Your instructions — Restate every record exactly as it is written, while omitting the pictures it holds.

━━━

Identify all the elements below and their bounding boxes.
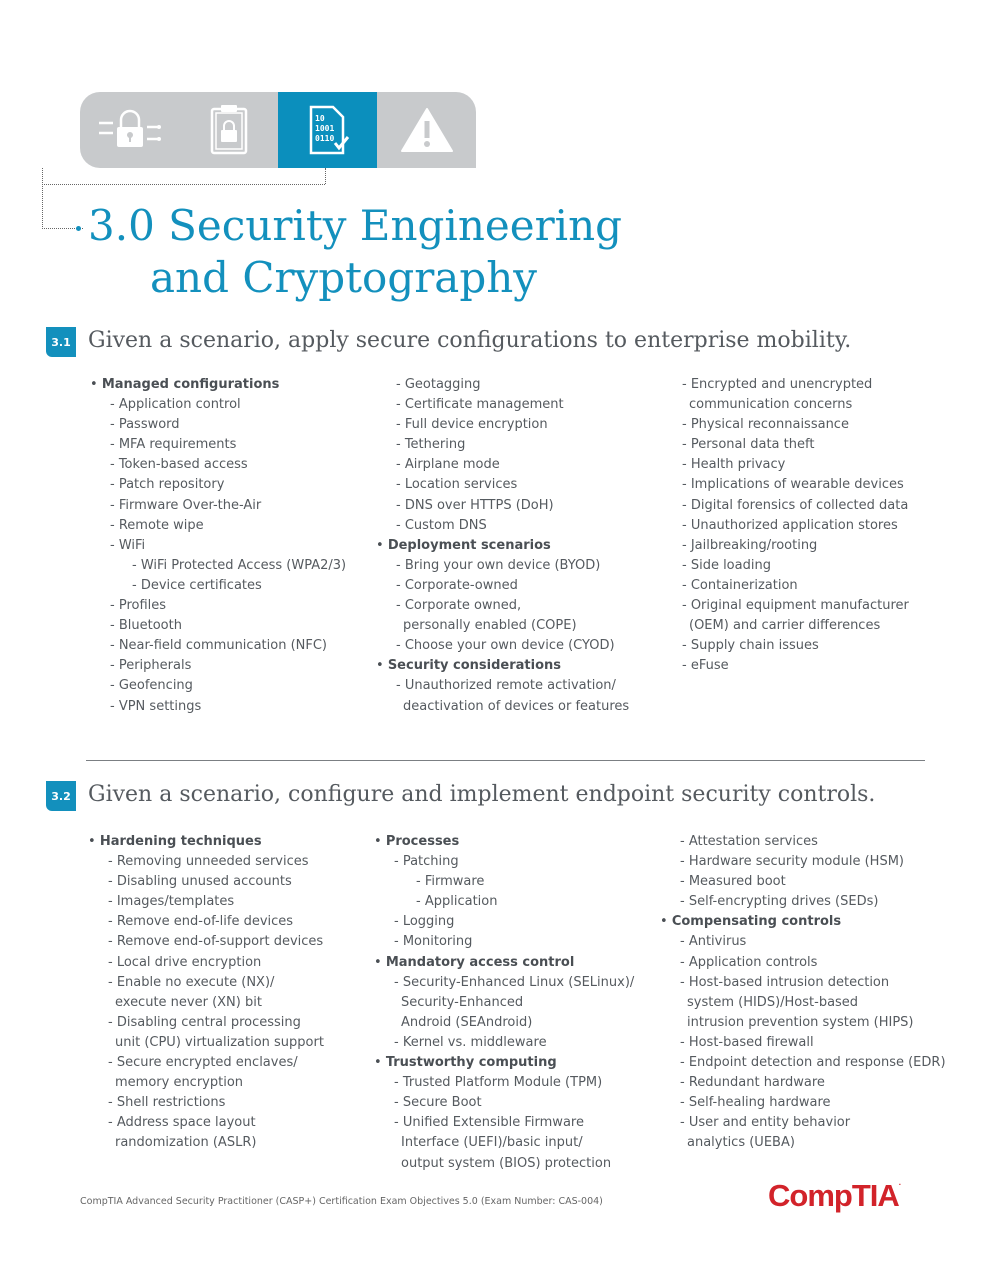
svg-text:1001: 1001 <box>314 124 334 133</box>
list-item: - Device certificates <box>90 576 346 596</box>
list-item: communication concerns <box>689 397 853 413</box>
objective-column <box>374 832 634 1174</box>
objective-heading: Given a scenario, apply secure configurations to enterprise mobility. <box>88 328 852 353</box>
comptia-logo <box>768 1178 900 1214</box>
list-item: randomization (ASLR) <box>115 1135 257 1151</box>
list-item: - Geofencing <box>90 676 346 696</box>
list-item: - Choose your own device (CYOD) <box>376 636 629 656</box>
logo-mark: . <box>898 1178 900 1187</box>
list-item: Android (SEAndroid) <box>401 1014 533 1030</box>
list-heading: • Processes <box>374 832 634 852</box>
list-item: - Original equipment manufacturer <box>662 596 909 616</box>
list-item: - Custom DNS <box>376 516 629 536</box>
list-item: - Side loading <box>662 556 909 576</box>
list-item: - Personal data theft <box>662 435 909 455</box>
list-item: - Supply chain issues <box>662 636 909 656</box>
footer-text: CompTIA Advanced Security Practitioner (CASP+) Certification Exam Objectives 5.0 (Exam Number: CAS-004) <box>80 1196 603 1207</box>
list-item: - Measured boot <box>660 872 946 892</box>
list-item: deactivation of devices or features <box>403 698 630 714</box>
list-item: - Self-healing hardware <box>660 1093 946 1113</box>
list-item: - Jailbreaking/rooting <box>662 536 909 556</box>
list-item: - Host-based firewall <box>660 1033 946 1053</box>
list-item: - Encrypted and unencrypted <box>662 375 909 395</box>
list-item: execute never (XN) bit <box>115 994 262 1010</box>
list-item: - Images/templates <box>88 892 324 912</box>
list-item: Security-Enhanced <box>401 994 524 1010</box>
list-item: - Full device encryption <box>376 415 629 435</box>
list-item: - Implications of wearable devices <box>662 475 909 495</box>
list-item: - Physical reconnaissance <box>662 415 909 435</box>
objective-column <box>662 375 909 676</box>
list-item: intrusion prevention system (HIPS) <box>687 1014 914 1030</box>
list-item: output system (BIOS) protection <box>401 1155 612 1171</box>
list-item: - Trusted Platform Module (TPM) <box>374 1073 634 1093</box>
list-item: - Secure encrypted enclaves/ <box>88 1053 324 1073</box>
list-item: - User and entity behavior <box>660 1113 946 1133</box>
list-item: - Unauthorized application stores <box>662 516 909 536</box>
list-item: - Kernel vs. middleware <box>374 1033 634 1053</box>
list-heading: • Deployment scenarios <box>376 536 629 556</box>
list-item: - Health privacy <box>662 455 909 475</box>
list-item: - Enable no execute (NX)/ <box>88 973 324 993</box>
list-item: - VPN settings <box>90 697 346 717</box>
list-item: - Hardware security module (HSM) <box>660 852 946 872</box>
objective-column <box>88 832 324 1154</box>
clipboard-lock-icon <box>179 92 278 168</box>
list-item: - Self-encrypting drives (SEDs) <box>660 892 946 912</box>
page-title-line2: and Cryptography <box>150 253 537 302</box>
objective-column <box>660 832 946 1154</box>
list-item: - Patching <box>374 852 634 872</box>
list-heading: • Mandatory access control <box>374 953 634 973</box>
list-item: - Firmware Over-the-Air <box>90 496 346 516</box>
list-item: - Patch repository <box>90 475 346 495</box>
list-item: - Removing unneeded services <box>88 852 324 872</box>
list-item: - WiFi <box>90 536 346 556</box>
list-item: (OEM) and carrier differences <box>689 618 881 634</box>
list-item: - Remote wipe <box>90 516 346 536</box>
list-item: - Bluetooth <box>90 616 346 636</box>
list-item: - Remove end-of-support devices <box>88 932 324 952</box>
list-item: - Application control <box>90 395 346 415</box>
list-item: - DNS over HTTPS (DoH) <box>376 496 629 516</box>
list-item: - Unauthorized remote activation/ <box>376 676 629 696</box>
list-item: - Certificate management <box>376 395 629 415</box>
objective-column <box>90 375 346 717</box>
objective-badge: 3.2 <box>46 781 76 811</box>
list-item: unit (CPU) virtualization support <box>115 1034 324 1050</box>
list-item: - Shell restrictions <box>88 1093 324 1113</box>
page-title <box>88 200 622 304</box>
list-item: - Local drive encryption <box>88 953 324 973</box>
list-item: - Near-field communication (NFC) <box>90 636 346 656</box>
svg-text:10: 10 <box>314 114 325 123</box>
list-item: - Redundant hardware <box>660 1073 946 1093</box>
list-item: personally enabled (COPE) <box>403 618 577 634</box>
list-heading: • Hardening techniques <box>88 832 324 852</box>
list-item: - Airplane mode <box>376 455 629 475</box>
list-item: - Host-based intrusion detection <box>660 973 946 993</box>
title-dot <box>76 226 81 231</box>
list-heading: • Compensating controls <box>660 912 946 932</box>
list-item: - Password <box>90 415 346 435</box>
list-item: - Application controls <box>660 953 946 973</box>
lock-circuit-icon <box>80 92 179 168</box>
decorative-connector <box>42 168 325 185</box>
list-heading: • Managed configurations <box>90 375 346 395</box>
list-item: - Endpoint detection and response (EDR) <box>660 1053 946 1073</box>
list-item: - Disabling central processing <box>88 1013 324 1033</box>
list-item: - MFA requirements <box>90 435 346 455</box>
decorative-connector <box>42 184 83 229</box>
list-item: - Application <box>374 892 634 912</box>
list-item: - Containerization <box>662 576 909 596</box>
list-item: - Token-based access <box>90 455 346 475</box>
list-item: - Attestation services <box>660 832 946 852</box>
list-item: - Corporate-owned <box>376 576 629 596</box>
list-item: - Firmware <box>374 872 634 892</box>
list-item: - Geotagging <box>376 375 629 395</box>
list-heading: • Trustworthy computing <box>374 1053 634 1073</box>
logo-text: CompTIA <box>768 1178 899 1213</box>
list-item: - Address space layout <box>88 1113 324 1133</box>
binary-document-check-icon <box>278 92 377 168</box>
list-item: - Antivirus <box>660 932 946 952</box>
list-item: - Security-Enhanced Linux (SELinux)/ <box>374 973 634 993</box>
list-item: - Unified Extensible Firmware <box>374 1113 634 1133</box>
list-item: - WiFi Protected Access (WPA2/3) <box>90 556 346 576</box>
list-item: - Logging <box>374 912 634 932</box>
list-item: - Peripherals <box>90 656 346 676</box>
list-item: - eFuse <box>662 656 909 676</box>
list-item: - Bring your own device (BYOD) <box>376 556 629 576</box>
list-heading: • Security considerations <box>376 656 629 676</box>
svg-text:0110: 0110 <box>314 134 334 143</box>
list-item: memory encryption <box>115 1075 244 1091</box>
list-item: - Tethering <box>376 435 629 455</box>
objective-column <box>376 375 629 717</box>
list-item: - Corporate owned, <box>376 596 629 616</box>
list-item: - Location services <box>376 475 629 495</box>
icon-tab-bar <box>80 92 476 168</box>
section-divider <box>86 760 925 761</box>
list-item: - Secure Boot <box>374 1093 634 1113</box>
warning-triangle-icon <box>377 92 476 168</box>
list-item: - Profiles <box>90 596 346 616</box>
list-item: Interface (UEFI)/basic input/ <box>401 1135 583 1151</box>
list-item: - Monitoring <box>374 932 634 952</box>
page-title-line1: 3.0 Security Engineering <box>88 201 623 250</box>
list-item: - Disabling unused accounts <box>88 872 324 892</box>
list-item: - Remove end-of-life devices <box>88 912 324 932</box>
objective-heading: Given a scenario, configure and implement endpoint security controls. <box>88 782 876 807</box>
list-item: system (HIDS)/Host-based <box>687 994 859 1010</box>
list-item: analytics (UEBA) <box>687 1135 795 1151</box>
objective-badge: 3.1 <box>46 327 76 357</box>
list-item: - Digital forensics of collected data <box>662 496 909 516</box>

━━━

Output —
Identify all the elements below and their bounding boxes.
svg-text:1001: 1001 <box>314 124 334 133</box>
list-item: - Device certificates <box>90 576 346 596</box>
list-item: communication concerns <box>689 397 853 413</box>
objective-column <box>374 832 634 1174</box>
objective-heading: Given a scenario, apply secure configurations to enterprise mobility. <box>88 328 852 353</box>
comptia-logo <box>768 1178 900 1214</box>
list-item: randomization (ASLR) <box>115 1135 257 1151</box>
list-item: - Geofencing <box>90 676 346 696</box>
list-item: - Choose your own device (CYOD) <box>376 636 629 656</box>
logo-mark: . <box>898 1178 900 1187</box>
list-item: Android (SEAndroid) <box>401 1014 533 1030</box>
list-heading: • Processes <box>374 832 634 852</box>
list-item: - Original equipment manufacturer <box>662 596 909 616</box>
list-item: - Custom DNS <box>376 516 629 536</box>
list-item: - Side loading <box>662 556 909 576</box>
list-item: - Personal data theft <box>662 435 909 455</box>
list-item: - Supply chain issues <box>662 636 909 656</box>
footer-text: CompTIA Advanced Security Practitioner (CASP+) Certification Exam Objectives 5.0 (Exam Number: CAS-004) <box>80 1196 603 1207</box>
list-item: - Measured boot <box>660 872 946 892</box>
list-item: deactivation of devices or features <box>403 698 630 714</box>
list-item: - Self-healing hardware <box>660 1093 946 1113</box>
list-item: - Jailbreaking/rooting <box>662 536 909 556</box>
list-item: - Host-based firewall <box>660 1033 946 1053</box>
list-item: - Encrypted and unencrypted <box>662 375 909 395</box>
list-item: execute never (XN) bit <box>115 994 262 1010</box>
list-item: - Images/templates <box>88 892 324 912</box>
list-item: Security-Enhanced <box>401 994 524 1010</box>
list-item: - Full device encryption <box>376 415 629 435</box>
list-item: - Implications of wearable devices <box>662 475 909 495</box>
list-item: - Physical reconnaissance <box>662 415 909 435</box>
objective-column <box>662 375 909 676</box>
list-item: intrusion prevention system (HIPS) <box>687 1014 914 1030</box>
list-item: output system (BIOS) protection <box>401 1155 612 1171</box>
list-item: - Trusted Platform Module (TPM) <box>374 1073 634 1093</box>
list-item: - Secure encrypted enclaves/ <box>88 1053 324 1073</box>
list-item: - User and entity behavior <box>660 1113 946 1133</box>
list-item: - Unauthorized application stores <box>662 516 909 536</box>
list-item: - Kernel vs. middleware <box>374 1033 634 1053</box>
list-heading: • Deployment scenarios <box>376 536 629 556</box>
list-item: - Health privacy <box>662 455 909 475</box>
list-item: - Enable no execute (NX)/ <box>88 973 324 993</box>
list-item: - VPN settings <box>90 697 346 717</box>
list-item: - Hardware security module (HSM) <box>660 852 946 872</box>
objective-column <box>88 832 324 1154</box>
clipboard-lock-icon <box>179 92 278 168</box>
list-item: - Self-encrypting drives (SEDs) <box>660 892 946 912</box>
page-title-line2: and Cryptography <box>150 253 537 302</box>
objective-column <box>660 832 946 1154</box>
list-item: - Patching <box>374 852 634 872</box>
list-heading: • Mandatory access control <box>374 953 634 973</box>
list-item: - Firmware Over-the-Air <box>90 496 346 516</box>
list-item: - Patch repository <box>90 475 346 495</box>
list-item: - Removing unneeded services <box>88 852 324 872</box>
list-item: - WiFi <box>90 536 346 556</box>
list-item: (OEM) and carrier differences <box>689 618 881 634</box>
list-item: - Remote wipe <box>90 516 346 536</box>
list-item: - Bluetooth <box>90 616 346 636</box>
list-item: - Remove end-of-support devices <box>88 932 324 952</box>
list-item: - Application control <box>90 395 346 415</box>
list-item: - DNS over HTTPS (DoH) <box>376 496 629 516</box>
list-item: - Unauthorized remote activation/ <box>376 676 629 696</box>
list-item: - Certificate management <box>376 395 629 415</box>
objective-column <box>90 375 346 717</box>
objective-badge: 3.2 <box>46 781 76 811</box>
list-item: unit (CPU) virtualization support <box>115 1034 324 1050</box>
list-item: - Shell restrictions <box>88 1093 324 1113</box>
page-title <box>88 200 622 304</box>
list-item: - Local drive encryption <box>88 953 324 973</box>
list-item: - Near-field communication (NFC) <box>90 636 346 656</box>
svg-text:10: 10 <box>314 114 325 123</box>
list-item: - Redundant hardware <box>660 1073 946 1093</box>
list-item: personally enabled (COPE) <box>403 618 577 634</box>
list-heading: • Hardening techniques <box>88 832 324 852</box>
list-item: - Airplane mode <box>376 455 629 475</box>
list-item: - Host-based intrusion detection <box>660 973 946 993</box>
title-dot <box>76 226 81 231</box>
list-heading: • Compensating controls <box>660 912 946 932</box>
list-item: - Password <box>90 415 346 435</box>
list-item: - Application controls <box>660 953 946 973</box>
lock-circuit-icon <box>80 92 179 168</box>
decorative-connector <box>42 168 325 185</box>
list-heading: • Managed configurations <box>90 375 346 395</box>
list-item: - Endpoint detection and response (EDR) <box>660 1053 946 1073</box>
list-item: - Disabling central processing <box>88 1013 324 1033</box>
list-item: - MFA requirements <box>90 435 346 455</box>
decorative-connector <box>42 184 83 229</box>
list-item: - Application <box>374 892 634 912</box>
list-item: - Containerization <box>662 576 909 596</box>
list-item: - Token-based access <box>90 455 346 475</box>
list-item: - Attestation services <box>660 832 946 852</box>
list-item: - Corporate-owned <box>376 576 629 596</box>
list-item: - Firmware <box>374 872 634 892</box>
list-item: - Geotagging <box>376 375 629 395</box>
list-heading: • Trustworthy computing <box>374 1053 634 1073</box>
logo-text: CompTIA <box>768 1178 899 1213</box>
list-item: - Address space layout <box>88 1113 324 1133</box>
binary-document-check-icon <box>278 92 377 168</box>
list-item: - Antivirus <box>660 932 946 952</box>
list-item: - Security-Enhanced Linux (SELinux)/ <box>374 973 634 993</box>
list-item: - Unified Extensible Firmware <box>374 1113 634 1133</box>
list-item: - WiFi Protected Access (WPA2/3) <box>90 556 346 576</box>
list-item: - Logging <box>374 912 634 932</box>
list-item: - Peripherals <box>90 656 346 676</box>
list-item: - eFuse <box>662 656 909 676</box>
list-item: - Bring your own device (BYOD) <box>376 556 629 576</box>
list-heading: • Security considerations <box>376 656 629 676</box>
svg-text:0110: 0110 <box>314 134 334 143</box>
list-item: memory encryption <box>115 1075 244 1091</box>
list-item: - Tethering <box>376 435 629 455</box>
objective-column <box>376 375 629 717</box>
list-item: - Corporate owned, <box>376 596 629 616</box>
list-item: - Location services <box>376 475 629 495</box>
icon-tab-bar <box>80 92 476 168</box>
section-divider <box>86 760 925 761</box>
list-item: - Secure Boot <box>374 1093 634 1113</box>
warning-triangle-icon <box>377 92 476 168</box>
list-item: - Profiles <box>90 596 346 616</box>
list-item: Interface (UEFI)/basic input/ <box>401 1135 583 1151</box>
list-item: - Monitoring <box>374 932 634 952</box>
page-title-line1: 3.0 Security Engineering <box>88 201 623 250</box>
list-item: - Disabling unused accounts <box>88 872 324 892</box>
list-item: - Remove end-of-life devices <box>88 912 324 932</box>
objective-heading: Given a scenario, configure and implement endpoint security controls. <box>88 782 876 807</box>
list-item: system (HIDS)/Host-based <box>687 994 859 1010</box>
list-item: analytics (UEBA) <box>687 1135 795 1151</box>
objective-badge: 3.1 <box>46 327 76 357</box>
list-item: - Digital forensics of collected data <box>662 496 909 516</box>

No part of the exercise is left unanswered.